## ENTRIES PROVIDED:
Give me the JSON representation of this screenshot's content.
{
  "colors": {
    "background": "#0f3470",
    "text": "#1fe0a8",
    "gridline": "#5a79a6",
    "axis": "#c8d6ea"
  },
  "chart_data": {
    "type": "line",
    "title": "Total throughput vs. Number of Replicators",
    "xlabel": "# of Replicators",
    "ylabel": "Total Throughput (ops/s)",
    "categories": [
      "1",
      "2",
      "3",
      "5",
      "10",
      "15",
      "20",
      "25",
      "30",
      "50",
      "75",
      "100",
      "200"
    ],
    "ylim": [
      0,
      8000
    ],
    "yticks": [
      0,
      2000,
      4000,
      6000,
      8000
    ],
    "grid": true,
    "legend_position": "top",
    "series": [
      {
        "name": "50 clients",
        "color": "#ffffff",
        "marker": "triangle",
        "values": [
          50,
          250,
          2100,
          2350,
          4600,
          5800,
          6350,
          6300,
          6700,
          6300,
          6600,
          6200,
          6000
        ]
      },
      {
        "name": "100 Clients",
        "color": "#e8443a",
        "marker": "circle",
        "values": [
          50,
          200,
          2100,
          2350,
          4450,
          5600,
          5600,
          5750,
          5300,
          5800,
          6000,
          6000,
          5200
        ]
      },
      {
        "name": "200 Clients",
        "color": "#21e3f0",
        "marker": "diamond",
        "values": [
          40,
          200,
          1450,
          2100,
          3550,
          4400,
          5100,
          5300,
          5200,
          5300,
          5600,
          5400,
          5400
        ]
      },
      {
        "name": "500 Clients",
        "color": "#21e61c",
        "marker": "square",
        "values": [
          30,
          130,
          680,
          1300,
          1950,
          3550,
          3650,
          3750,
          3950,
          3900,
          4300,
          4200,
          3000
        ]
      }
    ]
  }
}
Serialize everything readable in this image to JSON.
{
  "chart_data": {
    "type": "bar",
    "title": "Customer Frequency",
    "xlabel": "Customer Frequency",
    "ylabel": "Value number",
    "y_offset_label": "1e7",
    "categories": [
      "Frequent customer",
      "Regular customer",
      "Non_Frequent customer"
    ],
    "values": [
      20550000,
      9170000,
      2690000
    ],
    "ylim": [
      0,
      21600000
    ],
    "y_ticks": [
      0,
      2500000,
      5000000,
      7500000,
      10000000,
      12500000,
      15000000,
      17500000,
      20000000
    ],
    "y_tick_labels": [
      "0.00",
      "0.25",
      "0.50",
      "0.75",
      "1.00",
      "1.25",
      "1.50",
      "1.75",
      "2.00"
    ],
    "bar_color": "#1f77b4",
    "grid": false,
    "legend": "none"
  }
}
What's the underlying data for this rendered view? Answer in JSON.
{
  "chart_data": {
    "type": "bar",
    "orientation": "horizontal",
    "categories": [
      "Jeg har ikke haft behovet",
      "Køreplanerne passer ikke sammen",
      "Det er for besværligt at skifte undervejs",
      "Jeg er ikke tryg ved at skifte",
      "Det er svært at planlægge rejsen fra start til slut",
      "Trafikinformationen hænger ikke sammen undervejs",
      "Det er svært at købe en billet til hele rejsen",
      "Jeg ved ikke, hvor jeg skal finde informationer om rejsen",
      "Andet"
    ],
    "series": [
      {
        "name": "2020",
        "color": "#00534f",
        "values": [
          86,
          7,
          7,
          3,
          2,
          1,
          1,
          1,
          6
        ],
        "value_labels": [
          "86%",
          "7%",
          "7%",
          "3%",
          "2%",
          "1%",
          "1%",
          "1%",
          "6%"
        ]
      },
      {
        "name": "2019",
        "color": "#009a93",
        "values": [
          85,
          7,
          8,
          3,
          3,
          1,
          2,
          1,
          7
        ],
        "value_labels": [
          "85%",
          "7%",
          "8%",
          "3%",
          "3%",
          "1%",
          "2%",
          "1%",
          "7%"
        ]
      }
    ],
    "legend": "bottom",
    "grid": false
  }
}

## DIRECTION:
From the records above, please extract every line and repeat it exactly.

## FINISHED TASK:
Give me the JSON representation of this screenshot's content.
{
  "colors": {
    "background": "#0f3470",
    "text": "#1fe0a8",
    "gridline": "#5a79a6",
    "axis": "#c8d6ea"
  },
  "chart_data": {
    "type": "line",
    "title": "Total throughput vs. Number of Replicators",
    "xlabel": "# of Replicators",
    "ylabel": "Total Throughput (ops/s)",
    "categories": [
      "1",
      "2",
      "3",
      "5",
      "10",
      "15",
      "20",
      "25",
      "30",
      "50",
      "75",
      "100",
      "200"
    ],
    "ylim": [
      0,
      8000
    ],
    "yticks": [
      0,
      2000,
      4000,
      6000,
      8000
    ],
    "grid": true,
    "legend_position": "top",
    "series": [
      {
        "name": "50 clients",
        "color": "#ffffff",
        "marker": "triangle",
        "values": [
          50,
          250,
          2100,
          2350,
          4600,
          5800,
          6350,
          6300,
          6700,
          6300,
          6600,
          6200,
          6000
        ]
      },
      {
        "name": "100 Clients",
        "color": "#e8443a",
        "marker": "circle",
        "values": [
          50,
          200,
          2100,
          2350,
          4450,
          5600,
          5600,
          5750,
          5300,
          5800,
          6000,
          6000,
          5200
        ]
      },
      {
        "name": "200 Clients",
        "color": "#21e3f0",
        "marker": "diamond",
        "values": [
          40,
          200,
          1450,
          2100,
          3550,
          4400,
          5100,
          5300,
          5200,
          5300,
          5600,
          5400,
          5400
        ]
      },
      {
        "name": "500 Clients",
        "color": "#21e61c",
        "marker": "square",
        "values": [
          30,
          130,
          680,
          1300,
          1950,
          3550,
          3650,
          3750,
          3950,
          3900,
          4300,
          4200,
          3000
        ]
      }
    ]
  }
}
Serialize everything readable in this image to JSON.
{
  "chart_data": {
    "type": "bar",
    "title": "Customer Frequency",
    "xlabel": "Customer Frequency",
    "ylabel": "Value number",
    "y_offset_label": "1e7",
    "categories": [
      "Frequent customer",
      "Regular customer",
      "Non_Frequent customer"
    ],
    "values": [
      20550000,
      9170000,
      2690000
    ],
    "ylim": [
      0,
      21600000
    ],
    "y_ticks": [
      0,
      2500000,
      5000000,
      7500000,
      10000000,
      12500000,
      15000000,
      17500000,
      20000000
    ],
    "y_tick_labels": [
      "0.00",
      "0.25",
      "0.50",
      "0.75",
      "1.00",
      "1.25",
      "1.50",
      "1.75",
      "2.00"
    ],
    "bar_color": "#1f77b4",
    "grid": false,
    "legend": "none"
  }
}
What's the underlying data for this rendered view? Answer in JSON.
{
  "chart_data": {
    "type": "bar",
    "orientation": "horizontal",
    "categories": [
      "Jeg har ikke haft behovet",
      "Køreplanerne passer ikke sammen",
      "Det er for besværligt at skifte undervejs",
      "Jeg er ikke tryg ved at skifte",
      "Det er svært at planlægge rejsen fra start til slut",
      "Trafikinformationen hænger ikke sammen undervejs",
      "Det er svært at købe en billet til hele rejsen",
      "Jeg ved ikke, hvor jeg skal finde informationer om rejsen",
      "Andet"
    ],
    "series": [
      {
        "name": "2020",
        "color": "#00534f",
        "values": [
          86,
          7,
          7,
          3,
          2,
          1,
          1,
          1,
          6
        ],
        "value_labels": [
          "86%",
          "7%",
          "7%",
          "3%",
          "2%",
          "1%",
          "1%",
          "1%",
          "6%"
        ]
      },
      {
        "name": "2019",
        "color": "#009a93",
        "values": [
          85,
          7,
          8,
          3,
          3,
          1,
          2,
          1,
          7
        ],
        "value_labels": [
          "85%",
          "7%",
          "8%",
          "3%",
          "3%",
          "1%",
          "2%",
          "1%",
          "7%"
        ]
      }
    ],
    "legend": "bottom",
    "grid": false
  }
}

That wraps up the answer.